- [Aşağıdakileri tamamlayın]:
- 1) Havan ve sarımsak yazısına göre insanı ezen şeyin hangi organları vardır?
- 2) Havan ve sarımsak yazısında "Havan ve sarımsak" sözlerinden "manevi ve sarsıcıdır." sözlerine kadar her şeyi olduğu gibi yazdırır mısınız?

- [Seçilen alıntı]:
· · · ·

Havan ve sarımsak arasındaki ilişkiyi her zaman çok düşündürücü bulmuşumdur. Ezilen sarımsak yediği her topuz darbesinde daha da özünü kaybeder. Her darbede başkalaşır, her darbede değişir. Özünü ezildikçe daha da ortaya döker ve artık içinde ona ait hiçbir şey kalmaz. Kendini olduğu gibi sunmuştur.
Tıpkı insan gibi. Doğduğumuz andan itibaren başkalaşım geçiririz, dönüşürüz. Fiziksel başkalaşımımız son derecede maddi ve biyolojik temelliyken, psikolojik başkalaşımımız da bir o kadar manevi ve sarsıcıdır.
İnsan da sarımsak gibi yaşam mücadelesi süresince çokça ezilir, büzülür. Çoğunlukla bunu ona yapan havan da bir başka insandır. Onu ezen, büken, hiç tanımadığı birine dönüştüren şey tıpkı ona benzer. Bir burnu, bir ağzı, iki gözü ve en önemlisi bir kalbi vardır. İçinde hissetmeye dair bir şey barındırması gereken kalbi.

· · · ·

- [Sağlanan veriler]:
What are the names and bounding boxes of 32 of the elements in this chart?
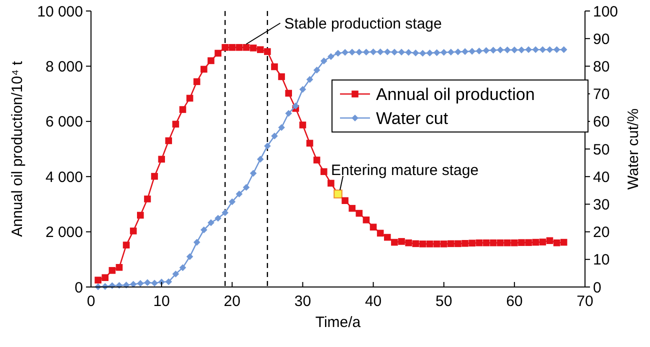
y-tick-label: 6 000 bbox=[45, 114, 83, 131]
y2-tick-label: 30 bbox=[593, 196, 610, 214]
y-tick-label: 8 000 bbox=[45, 58, 83, 76]
x-tick-label: 20 bbox=[224, 293, 240, 310]
y2-tick-label: 20 bbox=[593, 224, 610, 242]
legend-label: Water cut bbox=[376, 108, 448, 128]
y2-tick-label: 90 bbox=[593, 30, 610, 48]
y2-tick-label: 50 bbox=[593, 141, 610, 158]
y-tick-label: 10 000 bbox=[37, 3, 83, 20]
x-tick-label: 60 bbox=[506, 293, 523, 310]
y-tick-label: 2 000 bbox=[45, 224, 83, 242]
y-axis-title: Annual oil production/10⁴ t bbox=[9, 60, 26, 237]
y2-tick-label: 80 bbox=[593, 58, 610, 76]
x-tick-label: 0 bbox=[86, 293, 96, 310]
x-tick-label: 40 bbox=[364, 293, 382, 310]
y2-tick-label: 10 bbox=[593, 252, 610, 269]
x-tick-label: 70 bbox=[576, 293, 594, 310]
y2-tick-label: 60 bbox=[593, 114, 610, 131]
x-axis-title: Time/a bbox=[315, 314, 362, 331]
y2-axis-title: Water cut/% bbox=[625, 108, 642, 190]
y2-tick-label: 40 bbox=[593, 168, 610, 186]
annotation: Stable production stage bbox=[284, 15, 442, 32]
annotation: Entering mature stage bbox=[331, 162, 479, 180]
y2-tick-label: 100 bbox=[593, 3, 618, 20]
x-tick-label: 10 bbox=[153, 293, 170, 310]
x-tick-label: 50 bbox=[436, 293, 452, 310]
y-tick-label: 0 bbox=[74, 279, 83, 296]
legend-label: Annual oil production bbox=[376, 84, 535, 104]
y2-tick-label: 70 bbox=[593, 86, 610, 104]
x-tick-label: 30 bbox=[294, 293, 312, 310]
y-tick-label: 4 000 bbox=[45, 168, 83, 186]
y2-tick-label: 0 bbox=[593, 279, 602, 296]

· · · ·

- [Alıştırma sonuçları]:
- 1) Bir burun, bir ağız, iki göz ve bir kalp.

- 2)
Havan ve sarımsak arasındaki ilişkiyi her zaman çok düşündürücü bulmuşumdur. Ezilen sarımsak yediği her topuz darbesinde daha da özünü kaybeder. Her darbede başkalaşır, her darbede değişir. Özünü ezildikçe daha da ortaya döker ve artık içinde ona ait hiçbir şey kalmaz. Kendini olduğu gibi sunmuştur.
Tıpkı insan gibi. Doğduğumuz andan itibaren başkalaşım geçiririz, dönüşürüz. Fiziksel başkalaşımımız son derecede maddi ve biyolojik temelliyken, psikolojik başkalaşımımız da bir o kadar manevi ve sarsıcıdır.